TASK OBJECTIVE: Of the lines in these entries, how many contain the string "title"? Give the number and nothing else.

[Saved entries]
>>>>>
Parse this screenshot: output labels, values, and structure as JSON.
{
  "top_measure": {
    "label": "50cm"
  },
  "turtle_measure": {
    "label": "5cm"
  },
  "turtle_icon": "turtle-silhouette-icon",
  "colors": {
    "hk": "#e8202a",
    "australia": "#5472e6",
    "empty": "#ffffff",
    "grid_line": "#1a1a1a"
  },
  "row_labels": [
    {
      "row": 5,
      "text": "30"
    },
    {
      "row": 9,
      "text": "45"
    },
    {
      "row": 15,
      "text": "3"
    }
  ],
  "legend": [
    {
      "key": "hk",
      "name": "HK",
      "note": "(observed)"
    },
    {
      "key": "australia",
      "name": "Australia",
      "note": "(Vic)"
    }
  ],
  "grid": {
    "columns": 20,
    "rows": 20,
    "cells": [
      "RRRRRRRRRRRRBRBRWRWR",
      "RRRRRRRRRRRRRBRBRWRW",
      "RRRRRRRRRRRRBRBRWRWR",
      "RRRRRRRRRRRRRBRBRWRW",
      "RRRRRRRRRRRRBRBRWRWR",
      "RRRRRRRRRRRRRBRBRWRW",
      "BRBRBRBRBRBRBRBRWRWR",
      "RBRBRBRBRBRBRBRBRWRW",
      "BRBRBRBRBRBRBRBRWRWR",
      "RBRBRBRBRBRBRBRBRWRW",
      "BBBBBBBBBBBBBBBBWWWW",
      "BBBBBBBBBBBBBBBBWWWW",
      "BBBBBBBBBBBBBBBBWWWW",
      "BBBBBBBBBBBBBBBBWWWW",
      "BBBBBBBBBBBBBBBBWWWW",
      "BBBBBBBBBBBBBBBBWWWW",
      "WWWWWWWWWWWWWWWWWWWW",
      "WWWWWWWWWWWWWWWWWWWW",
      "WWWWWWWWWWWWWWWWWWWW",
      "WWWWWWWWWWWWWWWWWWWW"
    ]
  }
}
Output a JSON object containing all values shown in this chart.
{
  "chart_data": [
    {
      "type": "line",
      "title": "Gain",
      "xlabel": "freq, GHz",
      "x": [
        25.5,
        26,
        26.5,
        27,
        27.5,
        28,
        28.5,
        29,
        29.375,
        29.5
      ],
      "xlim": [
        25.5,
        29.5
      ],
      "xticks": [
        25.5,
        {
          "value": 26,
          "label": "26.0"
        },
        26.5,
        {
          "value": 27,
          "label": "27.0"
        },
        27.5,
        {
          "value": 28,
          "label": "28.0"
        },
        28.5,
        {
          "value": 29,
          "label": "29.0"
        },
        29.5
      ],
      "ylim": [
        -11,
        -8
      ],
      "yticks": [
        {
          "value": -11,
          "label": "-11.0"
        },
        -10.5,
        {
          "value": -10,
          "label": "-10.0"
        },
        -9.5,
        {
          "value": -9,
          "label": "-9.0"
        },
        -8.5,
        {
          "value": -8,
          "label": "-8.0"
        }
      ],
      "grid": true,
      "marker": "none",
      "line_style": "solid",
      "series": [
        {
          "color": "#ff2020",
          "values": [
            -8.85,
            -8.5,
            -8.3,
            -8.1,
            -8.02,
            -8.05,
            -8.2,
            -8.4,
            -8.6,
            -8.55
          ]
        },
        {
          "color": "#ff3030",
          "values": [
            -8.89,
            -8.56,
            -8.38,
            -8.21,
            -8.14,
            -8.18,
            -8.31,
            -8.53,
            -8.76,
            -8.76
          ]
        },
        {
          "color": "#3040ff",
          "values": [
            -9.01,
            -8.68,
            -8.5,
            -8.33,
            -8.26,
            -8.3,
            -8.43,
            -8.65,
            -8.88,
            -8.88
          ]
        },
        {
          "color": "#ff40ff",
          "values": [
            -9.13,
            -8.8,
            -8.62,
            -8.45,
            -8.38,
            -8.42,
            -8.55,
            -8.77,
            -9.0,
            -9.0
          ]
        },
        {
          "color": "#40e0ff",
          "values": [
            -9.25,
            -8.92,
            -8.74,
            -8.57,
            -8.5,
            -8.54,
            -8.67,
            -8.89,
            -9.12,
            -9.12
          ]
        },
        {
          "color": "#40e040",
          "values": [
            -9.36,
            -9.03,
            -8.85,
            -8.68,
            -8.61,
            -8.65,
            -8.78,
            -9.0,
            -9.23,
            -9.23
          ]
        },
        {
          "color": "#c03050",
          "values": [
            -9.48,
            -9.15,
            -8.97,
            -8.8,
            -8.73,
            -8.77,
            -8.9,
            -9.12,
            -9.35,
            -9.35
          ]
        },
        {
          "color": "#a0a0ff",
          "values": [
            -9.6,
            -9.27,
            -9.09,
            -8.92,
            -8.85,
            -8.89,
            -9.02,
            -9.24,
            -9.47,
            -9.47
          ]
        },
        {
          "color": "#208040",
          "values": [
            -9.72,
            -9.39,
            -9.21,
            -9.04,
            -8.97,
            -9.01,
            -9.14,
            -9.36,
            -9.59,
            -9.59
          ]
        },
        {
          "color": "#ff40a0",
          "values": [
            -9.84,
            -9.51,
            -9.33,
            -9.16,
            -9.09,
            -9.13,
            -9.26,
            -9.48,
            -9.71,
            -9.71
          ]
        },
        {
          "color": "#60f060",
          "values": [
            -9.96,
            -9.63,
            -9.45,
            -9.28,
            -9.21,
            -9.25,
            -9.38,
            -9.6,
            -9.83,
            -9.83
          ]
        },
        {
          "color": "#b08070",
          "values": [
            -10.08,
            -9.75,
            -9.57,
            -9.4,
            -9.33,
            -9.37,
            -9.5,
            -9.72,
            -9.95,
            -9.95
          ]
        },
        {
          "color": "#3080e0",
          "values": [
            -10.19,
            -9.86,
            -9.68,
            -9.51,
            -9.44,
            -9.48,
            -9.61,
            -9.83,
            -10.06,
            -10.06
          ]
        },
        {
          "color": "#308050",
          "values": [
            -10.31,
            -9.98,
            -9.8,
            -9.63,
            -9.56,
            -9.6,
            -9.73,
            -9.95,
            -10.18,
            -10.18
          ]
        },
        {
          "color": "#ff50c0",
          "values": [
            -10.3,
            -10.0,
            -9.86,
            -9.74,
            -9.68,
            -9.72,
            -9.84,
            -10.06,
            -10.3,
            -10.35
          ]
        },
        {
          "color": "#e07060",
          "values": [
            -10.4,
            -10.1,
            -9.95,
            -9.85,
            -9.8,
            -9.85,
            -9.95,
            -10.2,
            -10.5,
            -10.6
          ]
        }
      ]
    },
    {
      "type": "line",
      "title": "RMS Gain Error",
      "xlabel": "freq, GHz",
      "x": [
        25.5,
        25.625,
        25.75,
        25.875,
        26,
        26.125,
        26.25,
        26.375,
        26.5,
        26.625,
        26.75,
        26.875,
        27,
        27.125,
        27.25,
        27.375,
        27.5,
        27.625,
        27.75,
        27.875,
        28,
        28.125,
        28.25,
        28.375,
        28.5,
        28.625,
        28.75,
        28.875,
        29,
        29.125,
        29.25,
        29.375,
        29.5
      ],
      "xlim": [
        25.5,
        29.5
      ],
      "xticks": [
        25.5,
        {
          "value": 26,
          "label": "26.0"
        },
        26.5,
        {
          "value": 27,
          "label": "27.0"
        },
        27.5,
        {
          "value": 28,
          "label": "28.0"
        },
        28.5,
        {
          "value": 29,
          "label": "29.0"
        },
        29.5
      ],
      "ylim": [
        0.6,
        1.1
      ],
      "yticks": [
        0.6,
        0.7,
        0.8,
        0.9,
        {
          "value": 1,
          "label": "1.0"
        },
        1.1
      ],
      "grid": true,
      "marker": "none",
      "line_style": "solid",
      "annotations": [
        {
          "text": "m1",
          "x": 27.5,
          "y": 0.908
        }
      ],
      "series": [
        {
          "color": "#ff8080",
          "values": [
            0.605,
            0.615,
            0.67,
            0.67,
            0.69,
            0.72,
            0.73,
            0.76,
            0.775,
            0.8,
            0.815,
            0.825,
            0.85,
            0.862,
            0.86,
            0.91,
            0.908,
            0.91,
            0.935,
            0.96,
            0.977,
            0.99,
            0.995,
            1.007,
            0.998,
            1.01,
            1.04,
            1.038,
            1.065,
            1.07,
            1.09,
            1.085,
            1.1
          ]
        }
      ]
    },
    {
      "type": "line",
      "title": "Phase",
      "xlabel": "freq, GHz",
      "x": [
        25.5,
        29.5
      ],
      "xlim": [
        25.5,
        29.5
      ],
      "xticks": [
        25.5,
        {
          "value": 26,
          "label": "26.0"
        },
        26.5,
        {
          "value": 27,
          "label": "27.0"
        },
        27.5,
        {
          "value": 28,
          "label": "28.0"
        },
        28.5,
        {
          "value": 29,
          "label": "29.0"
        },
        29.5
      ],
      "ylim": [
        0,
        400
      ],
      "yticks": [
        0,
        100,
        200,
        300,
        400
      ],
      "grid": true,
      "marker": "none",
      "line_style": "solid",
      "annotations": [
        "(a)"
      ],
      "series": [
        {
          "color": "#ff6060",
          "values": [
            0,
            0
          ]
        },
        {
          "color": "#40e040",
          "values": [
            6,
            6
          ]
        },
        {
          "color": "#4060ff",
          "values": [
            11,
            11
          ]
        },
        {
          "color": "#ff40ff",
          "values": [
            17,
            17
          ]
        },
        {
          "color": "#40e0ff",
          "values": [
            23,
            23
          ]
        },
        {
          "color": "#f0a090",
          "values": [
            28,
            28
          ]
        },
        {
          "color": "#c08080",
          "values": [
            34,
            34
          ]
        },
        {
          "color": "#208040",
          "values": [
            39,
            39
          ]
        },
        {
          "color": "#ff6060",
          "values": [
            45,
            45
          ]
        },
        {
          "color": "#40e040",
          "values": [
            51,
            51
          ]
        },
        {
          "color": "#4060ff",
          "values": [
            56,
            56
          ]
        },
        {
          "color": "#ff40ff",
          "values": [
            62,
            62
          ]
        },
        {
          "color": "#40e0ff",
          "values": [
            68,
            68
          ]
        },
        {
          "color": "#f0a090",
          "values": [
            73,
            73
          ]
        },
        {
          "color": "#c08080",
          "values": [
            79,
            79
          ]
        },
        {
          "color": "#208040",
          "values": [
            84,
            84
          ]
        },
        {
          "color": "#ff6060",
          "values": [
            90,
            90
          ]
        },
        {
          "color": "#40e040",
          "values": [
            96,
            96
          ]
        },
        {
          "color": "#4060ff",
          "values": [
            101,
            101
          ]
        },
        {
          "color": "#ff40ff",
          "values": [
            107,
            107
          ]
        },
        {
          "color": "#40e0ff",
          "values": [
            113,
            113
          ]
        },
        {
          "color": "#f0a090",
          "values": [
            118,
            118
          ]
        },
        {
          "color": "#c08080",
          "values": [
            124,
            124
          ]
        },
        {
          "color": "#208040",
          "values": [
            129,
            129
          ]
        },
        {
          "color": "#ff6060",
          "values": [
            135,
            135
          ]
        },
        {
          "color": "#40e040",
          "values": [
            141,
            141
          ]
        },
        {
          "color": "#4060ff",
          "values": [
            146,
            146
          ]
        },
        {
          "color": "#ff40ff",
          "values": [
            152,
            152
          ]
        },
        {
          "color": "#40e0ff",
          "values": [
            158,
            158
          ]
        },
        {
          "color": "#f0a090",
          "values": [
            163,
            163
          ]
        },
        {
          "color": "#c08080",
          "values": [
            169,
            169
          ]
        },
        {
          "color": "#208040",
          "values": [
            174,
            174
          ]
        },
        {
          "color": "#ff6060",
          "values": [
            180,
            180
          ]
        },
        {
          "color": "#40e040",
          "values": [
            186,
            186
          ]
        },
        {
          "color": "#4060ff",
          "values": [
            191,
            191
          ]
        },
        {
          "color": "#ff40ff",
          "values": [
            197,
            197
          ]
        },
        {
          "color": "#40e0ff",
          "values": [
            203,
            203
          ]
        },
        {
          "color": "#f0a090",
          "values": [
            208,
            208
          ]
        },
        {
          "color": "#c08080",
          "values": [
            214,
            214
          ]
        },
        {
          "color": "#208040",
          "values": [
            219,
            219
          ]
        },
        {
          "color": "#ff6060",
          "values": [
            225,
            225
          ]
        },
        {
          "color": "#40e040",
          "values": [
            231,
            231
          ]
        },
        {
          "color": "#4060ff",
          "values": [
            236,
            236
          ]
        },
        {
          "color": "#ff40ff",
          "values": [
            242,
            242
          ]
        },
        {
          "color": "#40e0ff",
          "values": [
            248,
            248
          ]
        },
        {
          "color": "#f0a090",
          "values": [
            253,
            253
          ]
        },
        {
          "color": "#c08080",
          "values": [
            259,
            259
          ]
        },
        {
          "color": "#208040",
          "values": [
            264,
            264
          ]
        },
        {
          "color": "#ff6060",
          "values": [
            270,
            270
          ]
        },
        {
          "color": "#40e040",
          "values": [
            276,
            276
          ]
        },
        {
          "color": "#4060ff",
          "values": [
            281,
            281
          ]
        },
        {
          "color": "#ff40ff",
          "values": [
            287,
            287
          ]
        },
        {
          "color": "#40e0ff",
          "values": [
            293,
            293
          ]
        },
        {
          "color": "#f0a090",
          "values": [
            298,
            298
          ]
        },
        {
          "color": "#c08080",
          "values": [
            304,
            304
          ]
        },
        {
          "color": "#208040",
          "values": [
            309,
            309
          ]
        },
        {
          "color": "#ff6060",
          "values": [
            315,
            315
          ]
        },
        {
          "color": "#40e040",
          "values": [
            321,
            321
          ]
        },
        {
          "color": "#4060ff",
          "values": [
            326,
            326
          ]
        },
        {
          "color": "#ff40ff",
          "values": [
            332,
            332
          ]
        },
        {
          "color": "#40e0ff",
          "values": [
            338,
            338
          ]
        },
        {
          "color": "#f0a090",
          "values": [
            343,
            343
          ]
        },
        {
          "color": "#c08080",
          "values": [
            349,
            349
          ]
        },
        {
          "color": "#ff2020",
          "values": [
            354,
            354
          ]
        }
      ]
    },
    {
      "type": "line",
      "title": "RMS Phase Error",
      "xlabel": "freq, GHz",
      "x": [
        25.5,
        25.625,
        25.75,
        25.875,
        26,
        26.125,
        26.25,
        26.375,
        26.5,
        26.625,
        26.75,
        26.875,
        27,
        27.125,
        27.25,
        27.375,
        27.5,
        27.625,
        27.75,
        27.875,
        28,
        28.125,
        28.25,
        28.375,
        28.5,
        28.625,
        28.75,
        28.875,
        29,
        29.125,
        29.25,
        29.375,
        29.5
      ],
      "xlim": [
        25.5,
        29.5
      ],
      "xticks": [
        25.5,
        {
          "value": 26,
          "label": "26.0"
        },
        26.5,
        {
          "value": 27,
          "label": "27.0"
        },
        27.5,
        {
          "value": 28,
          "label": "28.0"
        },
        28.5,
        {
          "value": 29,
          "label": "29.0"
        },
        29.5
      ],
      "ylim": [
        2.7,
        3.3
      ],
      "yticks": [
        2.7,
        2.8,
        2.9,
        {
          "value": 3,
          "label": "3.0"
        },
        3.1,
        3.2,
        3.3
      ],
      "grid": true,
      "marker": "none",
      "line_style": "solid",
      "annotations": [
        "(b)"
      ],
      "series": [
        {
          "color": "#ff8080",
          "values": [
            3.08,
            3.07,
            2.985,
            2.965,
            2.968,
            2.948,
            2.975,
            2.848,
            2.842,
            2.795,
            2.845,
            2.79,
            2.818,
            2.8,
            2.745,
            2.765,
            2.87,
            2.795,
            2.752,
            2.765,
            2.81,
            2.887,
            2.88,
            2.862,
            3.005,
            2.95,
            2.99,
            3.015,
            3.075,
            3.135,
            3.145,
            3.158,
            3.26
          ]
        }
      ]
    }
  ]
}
<<<<<
SOLVED PROBLEM: 4